What you need to do:
Can you retype every record below exactly as written?

Record set:
··········

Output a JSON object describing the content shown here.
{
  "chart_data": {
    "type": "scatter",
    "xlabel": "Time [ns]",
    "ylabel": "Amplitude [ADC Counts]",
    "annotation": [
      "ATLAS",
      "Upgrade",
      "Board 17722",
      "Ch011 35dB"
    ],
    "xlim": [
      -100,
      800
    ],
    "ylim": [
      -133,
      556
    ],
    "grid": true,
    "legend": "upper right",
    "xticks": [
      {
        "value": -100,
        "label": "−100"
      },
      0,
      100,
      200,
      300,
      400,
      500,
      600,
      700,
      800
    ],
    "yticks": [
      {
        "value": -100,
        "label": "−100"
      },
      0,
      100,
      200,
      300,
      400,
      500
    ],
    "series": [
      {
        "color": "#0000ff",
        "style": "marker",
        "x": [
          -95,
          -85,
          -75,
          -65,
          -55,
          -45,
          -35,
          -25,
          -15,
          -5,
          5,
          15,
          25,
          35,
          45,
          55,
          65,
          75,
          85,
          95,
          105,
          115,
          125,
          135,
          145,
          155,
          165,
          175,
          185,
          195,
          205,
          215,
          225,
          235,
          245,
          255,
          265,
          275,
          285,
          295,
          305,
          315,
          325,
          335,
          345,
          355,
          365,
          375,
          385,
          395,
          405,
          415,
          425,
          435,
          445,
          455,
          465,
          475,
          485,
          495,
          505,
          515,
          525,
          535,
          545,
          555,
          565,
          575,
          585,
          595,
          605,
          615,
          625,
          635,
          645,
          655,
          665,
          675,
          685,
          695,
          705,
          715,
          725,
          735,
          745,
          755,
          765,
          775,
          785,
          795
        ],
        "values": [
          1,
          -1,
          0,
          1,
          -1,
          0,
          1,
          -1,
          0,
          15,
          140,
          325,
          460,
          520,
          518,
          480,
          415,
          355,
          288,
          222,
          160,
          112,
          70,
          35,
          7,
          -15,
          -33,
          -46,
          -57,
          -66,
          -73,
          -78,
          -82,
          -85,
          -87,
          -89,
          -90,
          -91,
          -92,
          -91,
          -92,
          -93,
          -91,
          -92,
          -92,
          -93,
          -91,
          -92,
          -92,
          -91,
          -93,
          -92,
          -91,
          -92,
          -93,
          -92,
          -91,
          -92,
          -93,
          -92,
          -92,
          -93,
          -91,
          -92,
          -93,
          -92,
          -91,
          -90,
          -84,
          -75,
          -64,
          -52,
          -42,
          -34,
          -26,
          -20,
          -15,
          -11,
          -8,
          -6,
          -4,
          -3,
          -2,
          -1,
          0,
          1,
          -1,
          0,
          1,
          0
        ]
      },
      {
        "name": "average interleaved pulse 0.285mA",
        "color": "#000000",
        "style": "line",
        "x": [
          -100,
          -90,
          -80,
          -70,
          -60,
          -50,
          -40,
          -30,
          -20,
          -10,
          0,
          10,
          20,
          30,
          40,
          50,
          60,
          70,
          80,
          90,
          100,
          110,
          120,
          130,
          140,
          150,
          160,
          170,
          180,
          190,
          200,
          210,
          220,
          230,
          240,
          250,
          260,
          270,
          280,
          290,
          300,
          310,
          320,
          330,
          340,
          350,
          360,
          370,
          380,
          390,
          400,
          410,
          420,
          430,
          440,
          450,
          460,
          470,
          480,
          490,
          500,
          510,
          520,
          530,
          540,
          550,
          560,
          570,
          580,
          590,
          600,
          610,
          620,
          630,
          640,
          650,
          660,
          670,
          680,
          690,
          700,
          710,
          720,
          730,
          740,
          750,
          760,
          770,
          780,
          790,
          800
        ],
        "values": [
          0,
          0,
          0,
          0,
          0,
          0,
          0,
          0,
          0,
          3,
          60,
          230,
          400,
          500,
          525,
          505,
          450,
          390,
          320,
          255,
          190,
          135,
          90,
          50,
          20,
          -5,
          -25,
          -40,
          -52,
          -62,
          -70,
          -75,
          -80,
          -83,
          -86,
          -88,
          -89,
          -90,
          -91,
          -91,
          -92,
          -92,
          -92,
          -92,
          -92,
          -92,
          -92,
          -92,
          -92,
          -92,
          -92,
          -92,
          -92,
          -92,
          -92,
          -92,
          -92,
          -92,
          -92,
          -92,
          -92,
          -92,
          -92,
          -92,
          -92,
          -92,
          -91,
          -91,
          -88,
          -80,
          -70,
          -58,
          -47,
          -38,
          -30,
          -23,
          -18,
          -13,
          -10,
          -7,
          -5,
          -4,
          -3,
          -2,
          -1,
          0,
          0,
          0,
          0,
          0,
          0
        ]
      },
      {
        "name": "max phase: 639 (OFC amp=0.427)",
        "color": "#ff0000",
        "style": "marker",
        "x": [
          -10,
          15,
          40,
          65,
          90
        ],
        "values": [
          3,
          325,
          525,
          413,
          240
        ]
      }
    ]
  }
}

··········

Solution:
Output a JSON object describing the content shown here.
{
  "chart_data": {
    "type": "scatter",
    "xlabel": "Time [ns]",
    "ylabel": "Amplitude [ADC Counts]",
    "annotation": [
      "ATLAS",
      "Upgrade",
      "Board 17722",
      "Ch011 35dB"
    ],
    "xlim": [
      -100,
      800
    ],
    "ylim": [
      -133,
      556
    ],
    "grid": true,
    "legend": "upper right",
    "xticks": [
      {
        "value": -100,
        "label": "−100"
      },
      0,
      100,
      200,
      300,
      400,
      500,
      600,
      700,
      800
    ],
    "yticks": [
      {
        "value": -100,
        "label": "−100"
      },
      0,
      100,
      200,
      300,
      400,
      500
    ],
    "series": [
      {
        "color": "#0000ff",
        "style": "marker",
        "x": [
          -95,
          -85,
          -75,
          -65,
          -55,
          -45,
          -35,
          -25,
          -15,
          -5,
          5,
          15,
          25,
          35,
          45,
          55,
          65,
          75,
          85,
          95,
          105,
          115,
          125,
          135,
          145,
          155,
          165,
          175,
          185,
          195,
          205,
          215,
          225,
          235,
          245,
          255,
          265,
          275,
          285,
          295,
          305,
          315,
          325,
          335,
          345,
          355,
          365,
          375,
          385,
          395,
          405,
          415,
          425,
          435,
          445,
          455,
          465,
          475,
          485,
          495,
          505,
          515,
          525,
          535,
          545,
          555,
          565,
          575,
          585,
          595,
          605,
          615,
          625,
          635,
          645,
          655,
          665,
          675,
          685,
          695,
          705,
          715,
          725,
          735,
          745,
          755,
          765,
          775,
          785,
          795
        ],
        "values": [
          1,
          -1,
          0,
          1,
          -1,
          0,
          1,
          -1,
          0,
          15,
          140,
          325,
          460,
          520,
          518,
          480,
          415,
          355,
          288,
          222,
          160,
          112,
          70,
          35,
          7,
          -15,
          -33,
          -46,
          -57,
          -66,
          -73,
          -78,
          -82,
          -85,
          -87,
          -89,
          -90,
          -91,
          -92,
          -91,
          -92,
          -93,
          -91,
          -92,
          -92,
          -93,
          -91,
          -92,
          -92,
          -91,
          -93,
          -92,
          -91,
          -92,
          -93,
          -92,
          -91,
          -92,
          -93,
          -92,
          -92,
          -93,
          -91,
          -92,
          -93,
          -92,
          -91,
          -90,
          -84,
          -75,
          -64,
          -52,
          -42,
          -34,
          -26,
          -20,
          -15,
          -11,
          -8,
          -6,
          -4,
          -3,
          -2,
          -1,
          0,
          1,
          -1,
          0,
          1,
          0
        ]
      },
      {
        "name": "average interleaved pulse 0.285mA",
        "color": "#000000",
        "style": "line",
        "x": [
          -100,
          -90,
          -80,
          -70,
          -60,
          -50,
          -40,
          -30,
          -20,
          -10,
          0,
          10,
          20,
          30,
          40,
          50,
          60,
          70,
          80,
          90,
          100,
          110,
          120,
          130,
          140,
          150,
          160,
          170,
          180,
          190,
          200,
          210,
          220,
          230,
          240,
          250,
          260,
          270,
          280,
          290,
          300,
          310,
          320,
          330,
          340,
          350,
          360,
          370,
          380,
          390,
          400,
          410,
          420,
          430,
          440,
          450,
          460,
          470,
          480,
          490,
          500,
          510,
          520,
          530,
          540,
          550,
          560,
          570,
          580,
          590,
          600,
          610,
          620,
          630,
          640,
          650,
          660,
          670,
          680,
          690,
          700,
          710,
          720,
          730,
          740,
          750,
          760,
          770,
          780,
          790,
          800
        ],
        "values": [
          0,
          0,
          0,
          0,
          0,
          0,
          0,
          0,
          0,
          3,
          60,
          230,
          400,
          500,
          525,
          505,
          450,
          390,
          320,
          255,
          190,
          135,
          90,
          50,
          20,
          -5,
          -25,
          -40,
          -52,
          -62,
          -70,
          -75,
          -80,
          -83,
          -86,
          -88,
          -89,
          -90,
          -91,
          -91,
          -92,
          -92,
          -92,
          -92,
          -92,
          -92,
          -92,
          -92,
          -92,
          -92,
          -92,
          -92,
          -92,
          -92,
          -92,
          -92,
          -92,
          -92,
          -92,
          -92,
          -92,
          -92,
          -92,
          -92,
          -92,
          -92,
          -91,
          -91,
          -88,
          -80,
          -70,
          -58,
          -47,
          -38,
          -30,
          -23,
          -18,
          -13,
          -10,
          -7,
          -5,
          -4,
          -3,
          -2,
          -1,
          0,
          0,
          0,
          0,
          0,
          0
        ]
      },
      {
        "name": "max phase: 639 (OFC amp=0.427)",
        "color": "#ff0000",
        "style": "marker",
        "x": [
          -10,
          15,
          40,
          65,
          90
        ],
        "values": [
          3,
          325,
          525,
          413,
          240
        ]
      }
    ]
  }
}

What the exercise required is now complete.